## Task statement
State how many lines contain "JSON", and write nothing except that count.

Chart and figure data:
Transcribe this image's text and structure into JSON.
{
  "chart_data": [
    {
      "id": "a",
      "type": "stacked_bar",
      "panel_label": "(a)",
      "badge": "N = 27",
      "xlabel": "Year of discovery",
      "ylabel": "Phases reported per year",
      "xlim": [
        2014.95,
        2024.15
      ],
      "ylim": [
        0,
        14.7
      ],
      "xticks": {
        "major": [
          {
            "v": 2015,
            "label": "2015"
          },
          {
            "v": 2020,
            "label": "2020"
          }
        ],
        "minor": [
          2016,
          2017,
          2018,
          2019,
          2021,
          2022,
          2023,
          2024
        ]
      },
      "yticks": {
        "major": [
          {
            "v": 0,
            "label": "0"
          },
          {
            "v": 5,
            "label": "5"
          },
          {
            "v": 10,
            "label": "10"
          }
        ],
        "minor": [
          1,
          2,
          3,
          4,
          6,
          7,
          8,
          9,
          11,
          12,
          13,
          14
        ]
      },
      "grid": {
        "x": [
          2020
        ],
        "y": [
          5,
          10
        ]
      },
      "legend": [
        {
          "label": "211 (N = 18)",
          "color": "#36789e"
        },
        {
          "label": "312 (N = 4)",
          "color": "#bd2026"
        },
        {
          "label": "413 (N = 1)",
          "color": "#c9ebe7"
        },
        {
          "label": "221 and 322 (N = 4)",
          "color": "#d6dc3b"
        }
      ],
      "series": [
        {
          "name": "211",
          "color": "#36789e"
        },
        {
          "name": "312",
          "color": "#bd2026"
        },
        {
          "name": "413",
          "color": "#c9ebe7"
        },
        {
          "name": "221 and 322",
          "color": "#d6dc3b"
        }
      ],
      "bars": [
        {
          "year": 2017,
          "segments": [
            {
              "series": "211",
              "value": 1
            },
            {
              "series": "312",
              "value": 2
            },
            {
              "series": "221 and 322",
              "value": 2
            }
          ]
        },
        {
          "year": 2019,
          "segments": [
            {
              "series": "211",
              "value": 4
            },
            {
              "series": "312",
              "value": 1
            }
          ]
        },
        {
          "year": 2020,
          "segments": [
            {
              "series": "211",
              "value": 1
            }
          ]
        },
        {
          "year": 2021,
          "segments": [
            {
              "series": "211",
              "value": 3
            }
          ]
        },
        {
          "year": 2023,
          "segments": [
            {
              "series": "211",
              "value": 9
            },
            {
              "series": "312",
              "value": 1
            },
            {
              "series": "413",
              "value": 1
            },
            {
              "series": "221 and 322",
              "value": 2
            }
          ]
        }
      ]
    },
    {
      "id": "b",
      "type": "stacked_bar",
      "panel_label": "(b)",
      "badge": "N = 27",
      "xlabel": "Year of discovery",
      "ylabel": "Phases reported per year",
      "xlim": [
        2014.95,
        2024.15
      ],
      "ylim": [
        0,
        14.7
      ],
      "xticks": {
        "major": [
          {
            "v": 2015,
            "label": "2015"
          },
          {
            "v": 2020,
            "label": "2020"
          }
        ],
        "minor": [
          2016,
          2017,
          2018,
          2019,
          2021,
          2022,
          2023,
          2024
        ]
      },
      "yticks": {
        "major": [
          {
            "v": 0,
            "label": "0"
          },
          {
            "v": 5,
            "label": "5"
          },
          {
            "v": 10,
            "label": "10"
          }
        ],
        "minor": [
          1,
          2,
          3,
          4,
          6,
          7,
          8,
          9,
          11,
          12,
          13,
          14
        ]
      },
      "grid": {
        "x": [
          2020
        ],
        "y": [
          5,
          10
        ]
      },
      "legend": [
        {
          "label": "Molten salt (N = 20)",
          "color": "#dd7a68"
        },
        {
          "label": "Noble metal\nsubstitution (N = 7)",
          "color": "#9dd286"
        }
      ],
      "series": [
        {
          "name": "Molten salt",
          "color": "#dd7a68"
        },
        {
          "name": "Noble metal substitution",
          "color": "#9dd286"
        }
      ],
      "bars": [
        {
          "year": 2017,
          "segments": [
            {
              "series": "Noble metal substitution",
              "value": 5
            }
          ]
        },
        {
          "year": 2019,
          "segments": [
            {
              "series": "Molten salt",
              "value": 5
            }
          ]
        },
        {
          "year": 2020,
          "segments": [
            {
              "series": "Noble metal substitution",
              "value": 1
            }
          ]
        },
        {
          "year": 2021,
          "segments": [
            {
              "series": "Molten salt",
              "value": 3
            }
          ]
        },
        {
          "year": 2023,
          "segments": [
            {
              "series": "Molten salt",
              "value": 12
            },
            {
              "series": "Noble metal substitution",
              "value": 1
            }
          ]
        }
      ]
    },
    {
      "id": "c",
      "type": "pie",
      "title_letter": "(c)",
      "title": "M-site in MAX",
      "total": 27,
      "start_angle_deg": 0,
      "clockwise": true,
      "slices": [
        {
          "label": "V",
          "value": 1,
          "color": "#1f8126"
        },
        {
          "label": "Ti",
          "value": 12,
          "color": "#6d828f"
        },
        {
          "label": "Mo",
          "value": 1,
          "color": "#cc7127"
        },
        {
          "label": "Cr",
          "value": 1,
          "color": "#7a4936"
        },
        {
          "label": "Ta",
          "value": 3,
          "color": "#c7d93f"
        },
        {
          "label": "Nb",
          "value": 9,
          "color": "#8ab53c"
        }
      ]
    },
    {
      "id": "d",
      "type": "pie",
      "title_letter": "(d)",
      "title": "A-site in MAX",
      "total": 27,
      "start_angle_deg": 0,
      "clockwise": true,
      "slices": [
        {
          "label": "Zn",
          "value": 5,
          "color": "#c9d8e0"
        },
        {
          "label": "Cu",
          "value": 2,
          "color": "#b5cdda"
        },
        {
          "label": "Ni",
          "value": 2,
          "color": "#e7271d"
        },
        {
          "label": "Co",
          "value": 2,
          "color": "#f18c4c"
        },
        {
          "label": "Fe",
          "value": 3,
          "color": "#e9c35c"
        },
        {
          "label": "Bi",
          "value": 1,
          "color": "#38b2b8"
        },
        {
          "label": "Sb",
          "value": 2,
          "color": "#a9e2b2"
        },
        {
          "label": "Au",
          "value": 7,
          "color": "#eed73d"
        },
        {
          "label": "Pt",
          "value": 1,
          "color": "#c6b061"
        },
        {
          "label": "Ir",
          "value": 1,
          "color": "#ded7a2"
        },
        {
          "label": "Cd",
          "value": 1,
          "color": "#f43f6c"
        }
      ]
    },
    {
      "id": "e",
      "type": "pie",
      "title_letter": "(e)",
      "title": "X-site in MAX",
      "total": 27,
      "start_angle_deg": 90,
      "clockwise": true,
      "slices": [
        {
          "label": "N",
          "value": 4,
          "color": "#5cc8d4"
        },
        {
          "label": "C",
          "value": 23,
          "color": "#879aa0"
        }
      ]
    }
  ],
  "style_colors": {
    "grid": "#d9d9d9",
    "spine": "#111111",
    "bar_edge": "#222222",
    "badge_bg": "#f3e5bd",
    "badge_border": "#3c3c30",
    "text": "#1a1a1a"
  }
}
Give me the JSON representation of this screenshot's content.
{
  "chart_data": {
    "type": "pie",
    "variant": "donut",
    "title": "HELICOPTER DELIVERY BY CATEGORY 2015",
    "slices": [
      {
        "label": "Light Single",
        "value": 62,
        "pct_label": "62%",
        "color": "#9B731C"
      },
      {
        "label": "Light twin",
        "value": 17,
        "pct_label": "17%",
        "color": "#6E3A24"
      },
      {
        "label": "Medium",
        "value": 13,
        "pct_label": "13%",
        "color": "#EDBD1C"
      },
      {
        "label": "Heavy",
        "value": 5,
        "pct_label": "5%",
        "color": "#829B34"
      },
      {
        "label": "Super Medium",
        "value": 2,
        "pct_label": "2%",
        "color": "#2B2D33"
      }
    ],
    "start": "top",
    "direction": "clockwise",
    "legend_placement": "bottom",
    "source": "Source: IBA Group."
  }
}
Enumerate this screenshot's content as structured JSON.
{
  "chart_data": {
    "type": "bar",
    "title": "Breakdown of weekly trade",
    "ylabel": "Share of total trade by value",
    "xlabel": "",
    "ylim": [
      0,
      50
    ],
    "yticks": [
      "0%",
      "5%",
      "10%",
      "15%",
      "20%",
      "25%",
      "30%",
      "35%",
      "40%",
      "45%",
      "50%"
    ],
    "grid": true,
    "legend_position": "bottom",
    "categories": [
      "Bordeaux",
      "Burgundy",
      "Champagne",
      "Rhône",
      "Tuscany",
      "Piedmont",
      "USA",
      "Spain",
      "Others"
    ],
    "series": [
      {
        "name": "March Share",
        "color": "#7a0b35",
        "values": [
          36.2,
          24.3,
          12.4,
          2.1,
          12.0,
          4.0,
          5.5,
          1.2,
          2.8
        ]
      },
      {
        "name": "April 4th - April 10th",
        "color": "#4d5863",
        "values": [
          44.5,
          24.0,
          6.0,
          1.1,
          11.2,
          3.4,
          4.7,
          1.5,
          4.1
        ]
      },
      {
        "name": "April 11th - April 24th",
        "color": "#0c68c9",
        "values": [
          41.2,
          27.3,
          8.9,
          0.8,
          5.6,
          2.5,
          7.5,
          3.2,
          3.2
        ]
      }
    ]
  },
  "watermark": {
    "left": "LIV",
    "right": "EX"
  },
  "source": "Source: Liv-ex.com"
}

## Written answer
3